start The records
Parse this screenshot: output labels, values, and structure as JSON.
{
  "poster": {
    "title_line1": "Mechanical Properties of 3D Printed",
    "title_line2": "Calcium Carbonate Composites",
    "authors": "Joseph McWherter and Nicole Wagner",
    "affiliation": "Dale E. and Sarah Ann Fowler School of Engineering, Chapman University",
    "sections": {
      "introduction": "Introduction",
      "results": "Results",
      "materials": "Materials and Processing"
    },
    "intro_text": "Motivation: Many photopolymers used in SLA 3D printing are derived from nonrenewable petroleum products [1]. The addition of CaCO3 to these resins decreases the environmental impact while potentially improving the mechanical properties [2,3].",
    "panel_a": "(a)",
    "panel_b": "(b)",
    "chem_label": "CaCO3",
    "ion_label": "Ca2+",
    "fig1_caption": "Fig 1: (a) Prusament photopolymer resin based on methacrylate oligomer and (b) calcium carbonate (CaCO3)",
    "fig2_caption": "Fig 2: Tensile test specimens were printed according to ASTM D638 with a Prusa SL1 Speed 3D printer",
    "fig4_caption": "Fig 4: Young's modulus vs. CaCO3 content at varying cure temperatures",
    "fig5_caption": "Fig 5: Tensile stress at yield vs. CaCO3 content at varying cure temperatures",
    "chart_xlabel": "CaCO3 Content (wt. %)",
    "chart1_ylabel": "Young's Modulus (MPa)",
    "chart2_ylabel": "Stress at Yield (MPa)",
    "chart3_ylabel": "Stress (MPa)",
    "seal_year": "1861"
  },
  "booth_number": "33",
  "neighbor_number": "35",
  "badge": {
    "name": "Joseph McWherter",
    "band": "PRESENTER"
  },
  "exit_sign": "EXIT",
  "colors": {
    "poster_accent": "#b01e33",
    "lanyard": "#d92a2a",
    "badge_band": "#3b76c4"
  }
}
end The records
Given instruction:
Gather from the records above every line containing the string "temperatures".

Response below:
    "fig4_caption": "Fig 4: Young's modulus vs. CaCO3 content at varying cure temperatures",
    "fig5_caption": "Fig 5: Tensile stress at yield vs. CaCO3 content at varying cure temperatures",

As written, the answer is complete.